**Exercise directions:** Print the listing below verbatim, every line from the first to the last.

**Material:**

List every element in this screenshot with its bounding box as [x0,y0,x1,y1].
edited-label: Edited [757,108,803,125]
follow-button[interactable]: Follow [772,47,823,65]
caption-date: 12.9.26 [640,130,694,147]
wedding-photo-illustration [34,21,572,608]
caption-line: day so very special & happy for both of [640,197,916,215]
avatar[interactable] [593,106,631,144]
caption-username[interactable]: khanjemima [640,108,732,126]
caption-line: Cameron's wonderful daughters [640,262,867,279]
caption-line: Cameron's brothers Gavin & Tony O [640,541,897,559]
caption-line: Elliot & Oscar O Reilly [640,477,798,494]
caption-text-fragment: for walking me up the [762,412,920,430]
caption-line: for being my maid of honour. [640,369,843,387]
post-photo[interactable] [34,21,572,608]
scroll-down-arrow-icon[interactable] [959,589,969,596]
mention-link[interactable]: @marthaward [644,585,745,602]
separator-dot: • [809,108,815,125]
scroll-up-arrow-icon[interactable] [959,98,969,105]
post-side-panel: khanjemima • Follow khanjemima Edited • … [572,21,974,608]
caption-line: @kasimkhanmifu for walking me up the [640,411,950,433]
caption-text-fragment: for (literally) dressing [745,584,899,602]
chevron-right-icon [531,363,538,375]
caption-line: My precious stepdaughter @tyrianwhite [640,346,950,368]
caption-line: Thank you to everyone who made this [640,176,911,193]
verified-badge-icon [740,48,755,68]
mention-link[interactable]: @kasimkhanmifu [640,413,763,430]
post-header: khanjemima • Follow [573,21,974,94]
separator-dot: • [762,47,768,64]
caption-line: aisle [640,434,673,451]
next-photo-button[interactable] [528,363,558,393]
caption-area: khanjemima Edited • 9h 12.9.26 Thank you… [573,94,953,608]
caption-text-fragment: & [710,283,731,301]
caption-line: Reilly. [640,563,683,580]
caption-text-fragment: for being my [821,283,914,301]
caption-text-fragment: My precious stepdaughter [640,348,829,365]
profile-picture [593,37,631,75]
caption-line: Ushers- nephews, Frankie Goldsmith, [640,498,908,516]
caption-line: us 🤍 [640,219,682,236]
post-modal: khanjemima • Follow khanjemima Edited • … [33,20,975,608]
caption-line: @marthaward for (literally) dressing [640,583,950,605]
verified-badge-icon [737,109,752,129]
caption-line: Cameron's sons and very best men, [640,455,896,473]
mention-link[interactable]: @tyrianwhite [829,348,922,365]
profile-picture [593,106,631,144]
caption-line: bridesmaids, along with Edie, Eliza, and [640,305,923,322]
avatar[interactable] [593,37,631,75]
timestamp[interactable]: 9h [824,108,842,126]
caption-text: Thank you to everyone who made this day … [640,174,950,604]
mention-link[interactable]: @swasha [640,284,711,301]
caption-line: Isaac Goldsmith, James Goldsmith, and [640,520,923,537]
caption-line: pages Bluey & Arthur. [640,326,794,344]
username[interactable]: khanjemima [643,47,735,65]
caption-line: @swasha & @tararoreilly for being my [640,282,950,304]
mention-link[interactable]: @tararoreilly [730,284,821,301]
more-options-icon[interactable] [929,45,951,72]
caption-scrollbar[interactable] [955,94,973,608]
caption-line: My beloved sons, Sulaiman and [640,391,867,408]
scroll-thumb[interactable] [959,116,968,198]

**Task result:**
List every element in this screenshot with its bounding box as [x0,y0,x1,y1].
edited-label: Edited [757,108,803,125]
follow-button[interactable]: Follow [772,47,823,65]
caption-date: 12.9.26 [640,130,694,147]
wedding-photo-illustration [34,21,572,608]
caption-line: day so very special & happy for both of [640,197,916,215]
avatar[interactable] [593,106,631,144]
caption-username[interactable]: khanjemima [640,108,732,126]
caption-line: Cameron's wonderful daughters [640,262,867,279]
caption-line: Cameron's brothers Gavin & Tony O [640,541,897,559]
caption-line: Elliot & Oscar O Reilly [640,477,798,494]
caption-text-fragment: for walking me up the [762,412,920,430]
caption-line: for being my maid of honour. [640,369,843,387]
post-photo[interactable] [34,21,572,608]
scroll-down-arrow-icon[interactable] [959,589,969,596]
mention-link[interactable]: @marthaward [644,585,745,602]
separator-dot: • [809,108,815,125]
scroll-up-arrow-icon[interactable] [959,98,969,105]
post-side-panel: khanjemima • Follow khanjemima Edited • … [572,21,974,608]
caption-line: @kasimkhanmifu for walking me up the [640,411,950,433]
caption-text-fragment: for (literally) dressing [745,584,899,602]
chevron-right-icon [531,363,538,375]
caption-line: My precious stepdaughter @tyrianwhite [640,346,950,368]
caption-line: Thank you to everyone who made this [640,176,911,193]
verified-badge-icon [740,48,755,68]
mention-link[interactable]: @kasimkhanmifu [640,413,763,430]
post-header: khanjemima • Follow [573,21,974,94]
separator-dot: • [762,47,768,64]
caption-line: aisle [640,434,673,451]
next-photo-button[interactable] [528,363,558,393]
caption-area: khanjemima Edited • 9h 12.9.26 Thank you… [573,94,953,608]
caption-text-fragment: & [710,283,731,301]
caption-line: Reilly. [640,563,683,580]
caption-text-fragment: for being my [821,283,914,301]
caption-text-fragment: My precious stepdaughter [640,348,829,365]
profile-picture [593,37,631,75]
caption-line: Ushers- nephews, Frankie Goldsmith, [640,498,908,516]
caption-line: us 🤍 [640,219,682,236]
post-modal: khanjemima • Follow khanjemima Edited • … [33,20,975,608]
caption-line: @marthaward for (literally) dressing [640,583,950,605]
verified-badge-icon [737,109,752,129]
caption-line: Cameron's sons and very best men, [640,455,896,473]
mention-link[interactable]: @tyrianwhite [829,348,922,365]
profile-picture [593,106,631,144]
caption-line: bridesmaids, along with Edie, Eliza, and [640,305,923,322]
avatar[interactable] [593,37,631,75]
timestamp[interactable]: 9h [824,108,842,126]
caption-text: Thank you to everyone who made this day … [640,174,950,604]
mention-link[interactable]: @swasha [640,284,711,301]
caption-line: Isaac Goldsmith, James Goldsmith, and [640,520,923,537]
caption-line: pages Bluey & Arthur. [640,326,794,344]
username[interactable]: khanjemima [643,47,735,65]
caption-line: @swasha & @tararoreilly for being my [640,282,950,304]
mention-link[interactable]: @tararoreilly [730,284,821,301]
more-options-icon[interactable] [929,45,951,72]
caption-scrollbar[interactable] [955,94,973,608]
caption-line: My beloved sons, Sulaiman and [640,391,867,408]
scroll-thumb[interactable] [959,116,968,198]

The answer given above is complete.